• What you need to do:
1. In the commentary on the 2020 campaign and the media, what year of decline is the economy in?
2. Summarize the commentary on the 2020 campaign and the media in two sentences.
3. Write out the commentary on the 2020 campaign and the media from "Those who live" to "and its communication.".

=== Excerpt to read ===

Those who live in glass houses should not throw stones.
Political campaigns are an exercise in marketing. The incumbent party tries to convince voters that it has done a good job in office meriting a second term. The Opposition does the opposite. It explains why marketing companies get hired and paid big bucks in election years to shape and manage the message and its communication.
The 2020 campaign is in full swing, making the media even more important and why it finds itself in Dr Rowley’s line of fire. There are few accomplishments and the economy is in its fifth year of decline with at least three more to follow. Apart from the management of COVID-19, all the game changers were stillborn or discredited. Perhaps the ferries may yet save a seat in Tobago. Given the paucity of success, attacking the media is a good distraction. Rubbishing the media is a useful way of damaging its credibility and limiting its capacity to ask inconvenient questions.
Trump’s success in the 2016 campaign is a good example. By talking incessantly about political correctness, Trump established the myth that he had dishonest and powerful enemies who wanted to prevent him from addressing the difficult challenges facing the nation. By claiming that he was being silenced, he created a drama in which he played the hero. By portraying himself as both persecuted and heroic, he created an emotional appeal. It allowed people who were struggling economically or angry about the way society was changing to see themselves in him, battling against a rigged system that made them feel powerless and devalued.

=== Extracted data ===

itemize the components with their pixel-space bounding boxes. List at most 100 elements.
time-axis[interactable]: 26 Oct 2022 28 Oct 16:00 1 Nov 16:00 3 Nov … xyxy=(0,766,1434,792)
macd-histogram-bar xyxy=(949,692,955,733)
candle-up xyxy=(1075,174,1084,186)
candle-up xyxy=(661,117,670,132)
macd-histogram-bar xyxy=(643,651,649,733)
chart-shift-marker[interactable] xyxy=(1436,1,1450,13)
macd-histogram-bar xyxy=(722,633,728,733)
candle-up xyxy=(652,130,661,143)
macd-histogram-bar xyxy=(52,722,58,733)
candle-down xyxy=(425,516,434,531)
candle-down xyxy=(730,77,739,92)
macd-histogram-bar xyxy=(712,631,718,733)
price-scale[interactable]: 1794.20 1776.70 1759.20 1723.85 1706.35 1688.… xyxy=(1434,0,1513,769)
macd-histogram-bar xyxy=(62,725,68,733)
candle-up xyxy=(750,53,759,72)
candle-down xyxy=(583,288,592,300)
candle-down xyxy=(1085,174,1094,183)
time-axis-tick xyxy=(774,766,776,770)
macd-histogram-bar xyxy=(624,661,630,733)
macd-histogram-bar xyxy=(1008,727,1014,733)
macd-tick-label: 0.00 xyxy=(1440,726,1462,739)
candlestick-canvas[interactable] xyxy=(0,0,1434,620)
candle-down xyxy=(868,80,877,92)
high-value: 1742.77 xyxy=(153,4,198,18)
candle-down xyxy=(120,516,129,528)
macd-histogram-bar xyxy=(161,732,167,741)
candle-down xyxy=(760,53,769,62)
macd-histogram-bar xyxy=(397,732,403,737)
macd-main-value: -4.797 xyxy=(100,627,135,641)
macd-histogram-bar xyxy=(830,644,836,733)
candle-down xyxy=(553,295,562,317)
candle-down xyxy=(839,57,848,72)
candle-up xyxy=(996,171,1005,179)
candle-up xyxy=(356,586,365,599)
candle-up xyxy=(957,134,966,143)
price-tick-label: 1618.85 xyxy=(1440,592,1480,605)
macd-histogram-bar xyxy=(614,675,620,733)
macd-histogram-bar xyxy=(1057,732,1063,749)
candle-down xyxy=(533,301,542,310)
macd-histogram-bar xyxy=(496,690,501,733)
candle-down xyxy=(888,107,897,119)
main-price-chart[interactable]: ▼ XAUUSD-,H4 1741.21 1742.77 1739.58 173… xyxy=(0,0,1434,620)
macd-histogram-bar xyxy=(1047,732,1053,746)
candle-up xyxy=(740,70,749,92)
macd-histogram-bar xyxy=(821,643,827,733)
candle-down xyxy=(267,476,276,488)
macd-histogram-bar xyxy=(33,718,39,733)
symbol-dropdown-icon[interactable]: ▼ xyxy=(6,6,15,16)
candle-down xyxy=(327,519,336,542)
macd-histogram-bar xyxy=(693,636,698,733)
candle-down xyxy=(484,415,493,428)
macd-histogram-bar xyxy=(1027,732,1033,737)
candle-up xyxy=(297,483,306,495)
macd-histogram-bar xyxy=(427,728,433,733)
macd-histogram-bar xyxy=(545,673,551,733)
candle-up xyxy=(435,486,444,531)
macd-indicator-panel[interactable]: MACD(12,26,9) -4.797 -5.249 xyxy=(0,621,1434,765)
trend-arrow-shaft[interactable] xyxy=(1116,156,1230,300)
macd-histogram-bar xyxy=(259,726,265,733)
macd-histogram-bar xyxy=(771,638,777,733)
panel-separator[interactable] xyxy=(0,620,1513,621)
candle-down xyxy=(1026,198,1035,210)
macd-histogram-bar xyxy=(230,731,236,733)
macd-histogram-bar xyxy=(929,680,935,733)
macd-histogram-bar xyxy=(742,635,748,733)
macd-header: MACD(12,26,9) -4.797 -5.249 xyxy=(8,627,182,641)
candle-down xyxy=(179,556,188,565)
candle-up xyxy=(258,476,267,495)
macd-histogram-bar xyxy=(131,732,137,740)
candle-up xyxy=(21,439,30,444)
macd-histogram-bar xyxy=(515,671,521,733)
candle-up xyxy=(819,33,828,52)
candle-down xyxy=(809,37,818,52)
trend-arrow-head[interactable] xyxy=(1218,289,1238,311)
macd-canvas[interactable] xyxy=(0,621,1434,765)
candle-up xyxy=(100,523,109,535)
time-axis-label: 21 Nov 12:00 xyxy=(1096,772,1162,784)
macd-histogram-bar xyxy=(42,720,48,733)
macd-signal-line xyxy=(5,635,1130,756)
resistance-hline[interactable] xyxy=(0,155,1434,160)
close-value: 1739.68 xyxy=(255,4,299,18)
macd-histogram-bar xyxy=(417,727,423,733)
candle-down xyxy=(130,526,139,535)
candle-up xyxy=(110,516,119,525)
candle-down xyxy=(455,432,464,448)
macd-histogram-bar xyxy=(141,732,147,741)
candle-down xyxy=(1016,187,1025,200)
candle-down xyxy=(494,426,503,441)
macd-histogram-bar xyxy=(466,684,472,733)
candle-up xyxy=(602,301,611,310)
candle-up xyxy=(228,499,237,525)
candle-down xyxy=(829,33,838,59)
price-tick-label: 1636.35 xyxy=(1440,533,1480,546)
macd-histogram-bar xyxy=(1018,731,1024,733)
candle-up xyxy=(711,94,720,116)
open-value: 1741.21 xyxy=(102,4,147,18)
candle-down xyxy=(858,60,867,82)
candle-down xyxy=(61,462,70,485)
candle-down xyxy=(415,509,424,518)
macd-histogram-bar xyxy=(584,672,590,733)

===

• Solutions below:
1. Its fifth year of decline, with at least three more to follow.

2. Political campaigns are marketing exercises in which the incumbent claims a good record and the Opposition argues the reverse. With few accomplishments and a declining economy, Dr Rowley attacks the media as a distraction and to damage its credibility, much as Trump cast himself as a persecuted hero in 2016.

3.
Those who live in glass houses should not throw stones.
Political campaigns are an exercise in marketing. The incumbent party tries to convince voters that it has done a good job in office meriting a second term. The Opposition does the opposite. It explains why marketing companies get hired and paid big bucks in election years to shape and manage the message and its communication.